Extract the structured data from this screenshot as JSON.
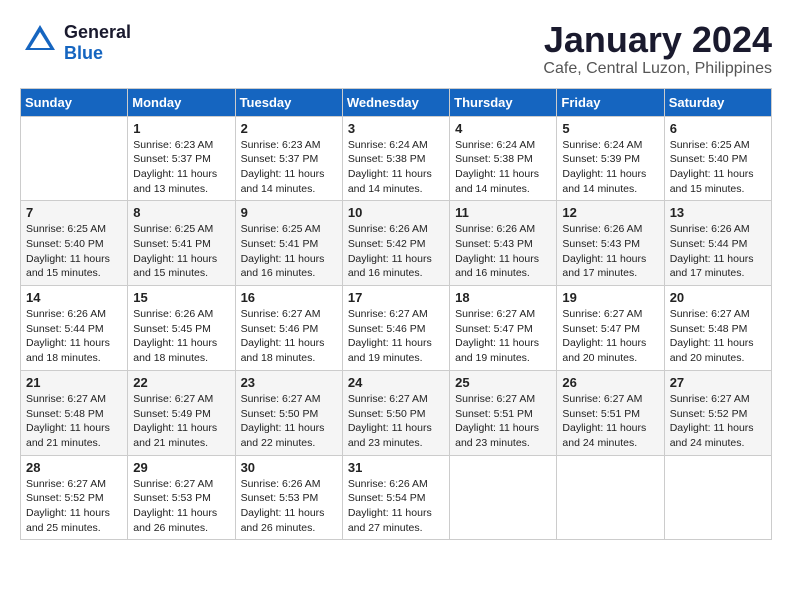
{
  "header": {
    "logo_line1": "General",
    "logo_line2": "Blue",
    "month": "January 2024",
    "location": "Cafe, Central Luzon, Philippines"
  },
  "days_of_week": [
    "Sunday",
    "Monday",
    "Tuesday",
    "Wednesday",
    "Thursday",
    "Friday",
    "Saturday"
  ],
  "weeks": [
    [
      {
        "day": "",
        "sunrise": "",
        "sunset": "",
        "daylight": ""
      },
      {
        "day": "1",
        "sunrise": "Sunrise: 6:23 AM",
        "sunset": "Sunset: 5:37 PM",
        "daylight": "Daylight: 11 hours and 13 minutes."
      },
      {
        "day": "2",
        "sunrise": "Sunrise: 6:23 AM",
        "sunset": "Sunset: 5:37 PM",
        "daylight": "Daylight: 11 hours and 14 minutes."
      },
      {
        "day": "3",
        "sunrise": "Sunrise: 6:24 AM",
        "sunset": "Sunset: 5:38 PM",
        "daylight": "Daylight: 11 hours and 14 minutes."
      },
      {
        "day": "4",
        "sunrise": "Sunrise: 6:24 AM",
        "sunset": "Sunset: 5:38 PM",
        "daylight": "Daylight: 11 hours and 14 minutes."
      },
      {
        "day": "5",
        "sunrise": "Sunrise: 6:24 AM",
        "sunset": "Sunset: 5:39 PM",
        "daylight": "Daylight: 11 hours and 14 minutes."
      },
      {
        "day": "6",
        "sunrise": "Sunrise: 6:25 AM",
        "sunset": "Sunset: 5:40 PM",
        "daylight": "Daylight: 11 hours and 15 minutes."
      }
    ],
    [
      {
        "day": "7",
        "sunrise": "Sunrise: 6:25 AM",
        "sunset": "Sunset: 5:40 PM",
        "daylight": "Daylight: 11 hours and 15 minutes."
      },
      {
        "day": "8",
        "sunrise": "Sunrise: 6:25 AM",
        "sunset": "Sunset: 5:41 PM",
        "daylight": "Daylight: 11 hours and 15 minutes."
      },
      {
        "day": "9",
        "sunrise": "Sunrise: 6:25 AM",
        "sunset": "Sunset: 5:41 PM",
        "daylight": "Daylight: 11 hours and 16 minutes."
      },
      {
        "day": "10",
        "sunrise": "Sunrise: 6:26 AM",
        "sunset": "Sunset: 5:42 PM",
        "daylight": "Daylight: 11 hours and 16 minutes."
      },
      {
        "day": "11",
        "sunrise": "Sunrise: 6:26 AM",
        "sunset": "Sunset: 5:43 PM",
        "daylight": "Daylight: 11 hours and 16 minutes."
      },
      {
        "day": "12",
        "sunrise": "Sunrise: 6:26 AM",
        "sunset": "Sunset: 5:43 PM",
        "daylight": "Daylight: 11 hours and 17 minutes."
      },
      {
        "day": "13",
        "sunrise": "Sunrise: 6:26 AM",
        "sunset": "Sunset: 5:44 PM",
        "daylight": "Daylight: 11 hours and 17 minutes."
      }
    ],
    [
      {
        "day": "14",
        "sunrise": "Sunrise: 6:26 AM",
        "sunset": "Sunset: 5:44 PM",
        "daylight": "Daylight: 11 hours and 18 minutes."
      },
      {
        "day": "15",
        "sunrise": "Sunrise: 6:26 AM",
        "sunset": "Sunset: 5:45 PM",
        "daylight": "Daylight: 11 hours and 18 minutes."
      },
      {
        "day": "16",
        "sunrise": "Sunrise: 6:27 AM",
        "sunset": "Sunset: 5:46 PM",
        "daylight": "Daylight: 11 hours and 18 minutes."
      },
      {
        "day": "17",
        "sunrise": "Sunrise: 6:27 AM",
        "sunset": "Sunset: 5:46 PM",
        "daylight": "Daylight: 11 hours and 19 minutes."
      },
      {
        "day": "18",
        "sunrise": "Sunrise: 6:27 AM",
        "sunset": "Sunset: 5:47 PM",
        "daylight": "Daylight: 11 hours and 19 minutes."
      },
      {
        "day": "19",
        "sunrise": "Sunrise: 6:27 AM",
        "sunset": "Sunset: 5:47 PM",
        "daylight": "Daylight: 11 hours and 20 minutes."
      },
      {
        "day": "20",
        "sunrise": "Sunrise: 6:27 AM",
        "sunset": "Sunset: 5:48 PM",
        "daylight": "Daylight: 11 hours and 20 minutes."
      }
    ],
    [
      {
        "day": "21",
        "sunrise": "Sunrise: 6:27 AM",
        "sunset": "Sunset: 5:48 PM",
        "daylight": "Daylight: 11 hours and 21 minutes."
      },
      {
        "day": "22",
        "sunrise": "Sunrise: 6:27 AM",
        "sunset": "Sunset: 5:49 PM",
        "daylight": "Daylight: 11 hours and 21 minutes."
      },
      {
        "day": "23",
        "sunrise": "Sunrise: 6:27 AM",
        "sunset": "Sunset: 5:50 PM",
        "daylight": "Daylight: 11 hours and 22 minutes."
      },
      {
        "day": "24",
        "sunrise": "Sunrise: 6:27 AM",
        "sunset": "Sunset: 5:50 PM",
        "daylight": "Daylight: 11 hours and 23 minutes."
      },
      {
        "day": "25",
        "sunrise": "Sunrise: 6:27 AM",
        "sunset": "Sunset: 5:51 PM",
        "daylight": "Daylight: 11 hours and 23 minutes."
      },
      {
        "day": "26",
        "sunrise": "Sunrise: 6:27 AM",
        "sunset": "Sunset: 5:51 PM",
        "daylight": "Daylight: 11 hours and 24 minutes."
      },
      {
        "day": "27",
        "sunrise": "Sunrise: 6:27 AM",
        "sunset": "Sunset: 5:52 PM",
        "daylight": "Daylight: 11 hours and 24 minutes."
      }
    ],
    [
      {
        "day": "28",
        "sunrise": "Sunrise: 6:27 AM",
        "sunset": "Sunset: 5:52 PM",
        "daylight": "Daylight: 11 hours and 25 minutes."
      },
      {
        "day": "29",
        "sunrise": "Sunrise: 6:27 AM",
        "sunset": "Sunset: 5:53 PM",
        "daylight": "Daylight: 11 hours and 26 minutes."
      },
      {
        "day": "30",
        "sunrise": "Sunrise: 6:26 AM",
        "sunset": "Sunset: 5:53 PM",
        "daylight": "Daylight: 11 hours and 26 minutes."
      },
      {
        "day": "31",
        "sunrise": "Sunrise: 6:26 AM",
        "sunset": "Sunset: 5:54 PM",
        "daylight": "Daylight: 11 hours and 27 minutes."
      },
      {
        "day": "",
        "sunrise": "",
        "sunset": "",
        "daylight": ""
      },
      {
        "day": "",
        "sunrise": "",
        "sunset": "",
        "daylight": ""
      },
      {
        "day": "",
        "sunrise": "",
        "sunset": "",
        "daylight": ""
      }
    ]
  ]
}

--

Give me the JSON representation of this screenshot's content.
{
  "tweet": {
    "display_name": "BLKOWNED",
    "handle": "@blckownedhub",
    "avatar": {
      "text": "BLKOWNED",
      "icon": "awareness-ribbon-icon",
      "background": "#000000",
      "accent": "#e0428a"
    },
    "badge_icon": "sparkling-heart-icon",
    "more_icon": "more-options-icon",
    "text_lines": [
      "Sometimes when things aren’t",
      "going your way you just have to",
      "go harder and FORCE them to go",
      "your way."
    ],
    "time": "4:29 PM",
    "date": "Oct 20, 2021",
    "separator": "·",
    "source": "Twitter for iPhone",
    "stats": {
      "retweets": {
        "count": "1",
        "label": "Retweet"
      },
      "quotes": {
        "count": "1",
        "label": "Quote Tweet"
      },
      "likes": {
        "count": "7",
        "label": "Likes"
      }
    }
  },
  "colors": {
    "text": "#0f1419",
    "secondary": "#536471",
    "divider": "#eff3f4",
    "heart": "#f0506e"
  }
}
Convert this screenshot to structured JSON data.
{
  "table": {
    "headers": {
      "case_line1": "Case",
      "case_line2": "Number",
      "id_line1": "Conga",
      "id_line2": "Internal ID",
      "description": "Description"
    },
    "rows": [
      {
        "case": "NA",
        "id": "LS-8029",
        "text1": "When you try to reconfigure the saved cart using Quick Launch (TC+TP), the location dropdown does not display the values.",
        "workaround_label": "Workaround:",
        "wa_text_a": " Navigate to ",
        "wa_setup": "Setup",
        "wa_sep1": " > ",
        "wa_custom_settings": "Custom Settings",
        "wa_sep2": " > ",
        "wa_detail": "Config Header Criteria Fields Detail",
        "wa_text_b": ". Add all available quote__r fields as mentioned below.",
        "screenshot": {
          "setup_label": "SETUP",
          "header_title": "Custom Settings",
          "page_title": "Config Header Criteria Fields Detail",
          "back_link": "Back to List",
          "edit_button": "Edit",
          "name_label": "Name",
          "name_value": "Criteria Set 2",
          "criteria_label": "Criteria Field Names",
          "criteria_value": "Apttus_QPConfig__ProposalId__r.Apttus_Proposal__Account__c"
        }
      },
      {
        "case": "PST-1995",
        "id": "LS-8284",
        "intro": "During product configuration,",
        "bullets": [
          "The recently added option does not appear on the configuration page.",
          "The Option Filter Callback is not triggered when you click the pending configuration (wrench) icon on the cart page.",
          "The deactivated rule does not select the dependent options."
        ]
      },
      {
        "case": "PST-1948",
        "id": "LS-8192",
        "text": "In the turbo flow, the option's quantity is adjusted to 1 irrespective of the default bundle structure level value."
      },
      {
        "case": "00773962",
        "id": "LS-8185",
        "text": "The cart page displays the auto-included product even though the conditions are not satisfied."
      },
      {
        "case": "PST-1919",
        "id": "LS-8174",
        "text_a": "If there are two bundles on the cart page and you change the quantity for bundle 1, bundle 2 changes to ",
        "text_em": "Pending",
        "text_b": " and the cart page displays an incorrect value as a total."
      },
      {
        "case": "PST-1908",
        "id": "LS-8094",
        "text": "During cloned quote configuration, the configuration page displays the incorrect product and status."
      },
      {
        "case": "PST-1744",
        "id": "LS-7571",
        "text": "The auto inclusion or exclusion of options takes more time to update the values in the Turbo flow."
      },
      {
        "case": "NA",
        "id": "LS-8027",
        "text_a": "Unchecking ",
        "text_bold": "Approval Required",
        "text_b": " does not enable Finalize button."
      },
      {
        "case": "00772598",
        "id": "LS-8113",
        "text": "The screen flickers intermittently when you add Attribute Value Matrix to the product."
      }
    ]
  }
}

* WHAT YOU NEED TO DO: List all lines in the material containing the string "configuration".

* ANSWER TO THE PROBLEM:
        "intro": "During product configuration,",
          "The recently added option does not appear on the configuration page.",
          "The Option Filter Callback is not triggered when you click the pending configuration (wrench) icon on the cart page.",
        "text": "During cloned quote configuration, the configuration page displays the incorrect product and status."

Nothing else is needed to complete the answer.